> _Your task_: Go through the records line by line and work out how many lines hold the word "relative". Answer with the number only.
#### Given data
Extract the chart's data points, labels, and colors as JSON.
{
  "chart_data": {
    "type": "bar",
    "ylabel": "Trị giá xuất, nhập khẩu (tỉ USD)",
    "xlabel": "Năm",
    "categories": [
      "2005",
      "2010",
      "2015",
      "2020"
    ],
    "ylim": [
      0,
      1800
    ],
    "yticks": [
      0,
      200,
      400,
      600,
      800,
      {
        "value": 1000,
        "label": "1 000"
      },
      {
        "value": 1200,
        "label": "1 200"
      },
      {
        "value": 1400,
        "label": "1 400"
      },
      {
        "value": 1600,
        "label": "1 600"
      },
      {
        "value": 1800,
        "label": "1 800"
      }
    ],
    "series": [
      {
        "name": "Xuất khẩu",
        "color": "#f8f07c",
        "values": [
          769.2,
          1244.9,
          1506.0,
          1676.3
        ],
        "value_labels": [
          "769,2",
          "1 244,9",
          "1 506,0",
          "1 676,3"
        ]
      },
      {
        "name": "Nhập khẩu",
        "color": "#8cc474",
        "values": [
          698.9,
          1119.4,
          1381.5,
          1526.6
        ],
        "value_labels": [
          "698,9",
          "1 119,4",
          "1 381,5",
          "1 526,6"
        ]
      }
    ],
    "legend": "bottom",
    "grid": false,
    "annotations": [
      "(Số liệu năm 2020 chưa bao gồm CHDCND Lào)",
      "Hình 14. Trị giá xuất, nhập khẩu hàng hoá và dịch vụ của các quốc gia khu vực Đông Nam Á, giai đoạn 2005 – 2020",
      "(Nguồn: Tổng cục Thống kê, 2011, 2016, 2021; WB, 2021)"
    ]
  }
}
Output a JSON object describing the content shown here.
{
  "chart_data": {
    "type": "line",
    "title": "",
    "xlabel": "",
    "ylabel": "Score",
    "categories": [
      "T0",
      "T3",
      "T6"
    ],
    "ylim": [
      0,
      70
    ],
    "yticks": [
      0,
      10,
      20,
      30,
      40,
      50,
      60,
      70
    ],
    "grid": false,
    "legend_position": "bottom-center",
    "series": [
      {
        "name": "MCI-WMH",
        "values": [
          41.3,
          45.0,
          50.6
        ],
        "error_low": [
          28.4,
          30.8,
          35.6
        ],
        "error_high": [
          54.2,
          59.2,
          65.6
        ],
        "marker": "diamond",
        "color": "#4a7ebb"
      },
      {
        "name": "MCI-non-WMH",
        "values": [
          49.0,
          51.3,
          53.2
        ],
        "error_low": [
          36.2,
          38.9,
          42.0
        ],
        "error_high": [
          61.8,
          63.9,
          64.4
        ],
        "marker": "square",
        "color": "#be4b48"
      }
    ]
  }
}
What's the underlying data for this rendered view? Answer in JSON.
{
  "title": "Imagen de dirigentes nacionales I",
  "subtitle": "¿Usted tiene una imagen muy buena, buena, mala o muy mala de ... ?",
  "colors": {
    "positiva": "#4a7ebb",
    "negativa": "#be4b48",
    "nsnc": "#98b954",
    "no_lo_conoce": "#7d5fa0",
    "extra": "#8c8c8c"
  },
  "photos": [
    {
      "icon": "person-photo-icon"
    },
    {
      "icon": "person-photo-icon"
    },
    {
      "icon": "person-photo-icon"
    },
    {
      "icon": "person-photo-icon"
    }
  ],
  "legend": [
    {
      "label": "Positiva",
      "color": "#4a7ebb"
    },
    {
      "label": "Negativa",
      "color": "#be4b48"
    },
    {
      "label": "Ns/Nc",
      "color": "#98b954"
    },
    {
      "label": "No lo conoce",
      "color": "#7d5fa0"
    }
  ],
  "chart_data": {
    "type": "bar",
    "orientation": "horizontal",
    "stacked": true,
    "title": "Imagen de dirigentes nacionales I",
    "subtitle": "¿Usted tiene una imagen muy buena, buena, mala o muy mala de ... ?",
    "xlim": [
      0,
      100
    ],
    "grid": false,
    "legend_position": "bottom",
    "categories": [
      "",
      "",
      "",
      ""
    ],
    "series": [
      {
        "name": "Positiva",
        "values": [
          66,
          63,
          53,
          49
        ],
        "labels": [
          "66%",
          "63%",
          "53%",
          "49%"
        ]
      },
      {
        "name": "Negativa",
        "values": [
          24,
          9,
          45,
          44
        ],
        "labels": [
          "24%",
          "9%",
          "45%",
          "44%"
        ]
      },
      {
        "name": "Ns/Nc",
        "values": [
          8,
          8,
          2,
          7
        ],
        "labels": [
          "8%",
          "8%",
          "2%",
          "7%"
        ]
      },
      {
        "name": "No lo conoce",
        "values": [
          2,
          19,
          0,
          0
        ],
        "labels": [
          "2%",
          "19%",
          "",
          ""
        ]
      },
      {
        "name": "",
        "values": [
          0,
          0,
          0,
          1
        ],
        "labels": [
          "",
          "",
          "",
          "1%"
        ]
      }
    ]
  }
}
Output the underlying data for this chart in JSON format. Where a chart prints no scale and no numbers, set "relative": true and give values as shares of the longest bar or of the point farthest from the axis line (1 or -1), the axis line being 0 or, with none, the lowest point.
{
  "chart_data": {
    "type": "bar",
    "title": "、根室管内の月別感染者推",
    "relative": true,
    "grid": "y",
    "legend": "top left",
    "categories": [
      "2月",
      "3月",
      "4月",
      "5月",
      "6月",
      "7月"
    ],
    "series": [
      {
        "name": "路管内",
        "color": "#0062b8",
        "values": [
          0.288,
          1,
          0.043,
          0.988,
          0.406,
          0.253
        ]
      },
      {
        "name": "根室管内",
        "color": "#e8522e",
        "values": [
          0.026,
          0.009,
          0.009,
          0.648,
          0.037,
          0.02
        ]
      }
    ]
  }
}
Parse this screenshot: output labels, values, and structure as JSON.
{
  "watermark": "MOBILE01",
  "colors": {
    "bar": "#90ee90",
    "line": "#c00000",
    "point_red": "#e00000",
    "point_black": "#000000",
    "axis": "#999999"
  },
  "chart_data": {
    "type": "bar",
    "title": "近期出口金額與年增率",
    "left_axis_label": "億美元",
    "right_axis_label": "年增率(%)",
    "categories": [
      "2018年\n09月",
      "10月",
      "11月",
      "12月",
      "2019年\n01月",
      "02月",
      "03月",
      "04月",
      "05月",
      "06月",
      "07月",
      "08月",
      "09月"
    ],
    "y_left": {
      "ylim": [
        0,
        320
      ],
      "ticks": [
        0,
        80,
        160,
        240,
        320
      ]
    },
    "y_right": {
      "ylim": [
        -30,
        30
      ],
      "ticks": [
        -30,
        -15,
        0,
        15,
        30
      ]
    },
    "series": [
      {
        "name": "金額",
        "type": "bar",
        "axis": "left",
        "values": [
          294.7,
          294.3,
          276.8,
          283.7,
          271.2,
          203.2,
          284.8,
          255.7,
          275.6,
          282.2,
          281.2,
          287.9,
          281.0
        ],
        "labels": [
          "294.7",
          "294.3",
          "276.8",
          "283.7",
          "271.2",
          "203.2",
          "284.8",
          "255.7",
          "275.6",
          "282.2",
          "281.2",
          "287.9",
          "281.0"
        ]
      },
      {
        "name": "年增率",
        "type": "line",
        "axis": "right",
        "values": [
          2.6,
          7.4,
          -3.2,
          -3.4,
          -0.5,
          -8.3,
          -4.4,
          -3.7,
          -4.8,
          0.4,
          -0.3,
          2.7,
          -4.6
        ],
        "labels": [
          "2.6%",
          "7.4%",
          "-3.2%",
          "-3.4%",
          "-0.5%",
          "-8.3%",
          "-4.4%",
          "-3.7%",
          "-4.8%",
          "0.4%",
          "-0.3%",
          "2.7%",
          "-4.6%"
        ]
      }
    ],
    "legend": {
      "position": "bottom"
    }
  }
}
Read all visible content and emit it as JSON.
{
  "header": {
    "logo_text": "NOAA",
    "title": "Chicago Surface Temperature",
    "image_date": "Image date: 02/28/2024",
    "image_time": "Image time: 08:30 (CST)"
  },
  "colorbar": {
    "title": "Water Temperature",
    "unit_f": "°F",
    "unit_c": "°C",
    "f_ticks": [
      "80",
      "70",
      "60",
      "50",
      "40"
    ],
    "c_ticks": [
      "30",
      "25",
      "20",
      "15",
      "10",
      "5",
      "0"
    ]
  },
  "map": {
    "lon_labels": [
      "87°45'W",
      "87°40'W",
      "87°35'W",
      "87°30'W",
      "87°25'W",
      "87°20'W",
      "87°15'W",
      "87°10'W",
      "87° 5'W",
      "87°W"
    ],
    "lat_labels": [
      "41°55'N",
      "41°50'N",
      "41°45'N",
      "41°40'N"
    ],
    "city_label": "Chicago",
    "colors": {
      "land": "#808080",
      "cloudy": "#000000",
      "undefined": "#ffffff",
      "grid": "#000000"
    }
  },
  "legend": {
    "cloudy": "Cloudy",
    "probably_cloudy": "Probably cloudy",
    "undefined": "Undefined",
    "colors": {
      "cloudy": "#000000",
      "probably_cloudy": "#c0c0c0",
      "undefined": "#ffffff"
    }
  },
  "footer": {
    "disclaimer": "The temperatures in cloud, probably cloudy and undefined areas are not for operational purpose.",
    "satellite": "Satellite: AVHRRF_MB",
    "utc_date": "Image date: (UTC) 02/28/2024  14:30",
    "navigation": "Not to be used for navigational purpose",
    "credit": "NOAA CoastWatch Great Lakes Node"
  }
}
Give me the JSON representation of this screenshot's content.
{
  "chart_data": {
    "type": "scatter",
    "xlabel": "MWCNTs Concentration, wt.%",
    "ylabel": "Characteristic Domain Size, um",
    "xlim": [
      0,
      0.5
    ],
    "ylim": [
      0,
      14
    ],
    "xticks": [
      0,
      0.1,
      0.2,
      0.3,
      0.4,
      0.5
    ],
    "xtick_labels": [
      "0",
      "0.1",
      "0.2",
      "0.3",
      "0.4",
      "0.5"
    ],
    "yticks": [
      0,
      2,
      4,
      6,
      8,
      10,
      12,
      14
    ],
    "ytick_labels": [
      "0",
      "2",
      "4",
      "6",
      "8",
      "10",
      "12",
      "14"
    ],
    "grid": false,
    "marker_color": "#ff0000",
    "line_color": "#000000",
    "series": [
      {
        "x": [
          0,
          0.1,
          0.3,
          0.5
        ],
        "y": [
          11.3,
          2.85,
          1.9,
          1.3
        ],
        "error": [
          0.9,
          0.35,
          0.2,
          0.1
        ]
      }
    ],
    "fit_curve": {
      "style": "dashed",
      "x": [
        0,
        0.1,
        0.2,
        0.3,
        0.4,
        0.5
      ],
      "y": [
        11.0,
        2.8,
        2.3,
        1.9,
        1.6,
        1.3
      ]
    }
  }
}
########
> _Result of the exercise_: 2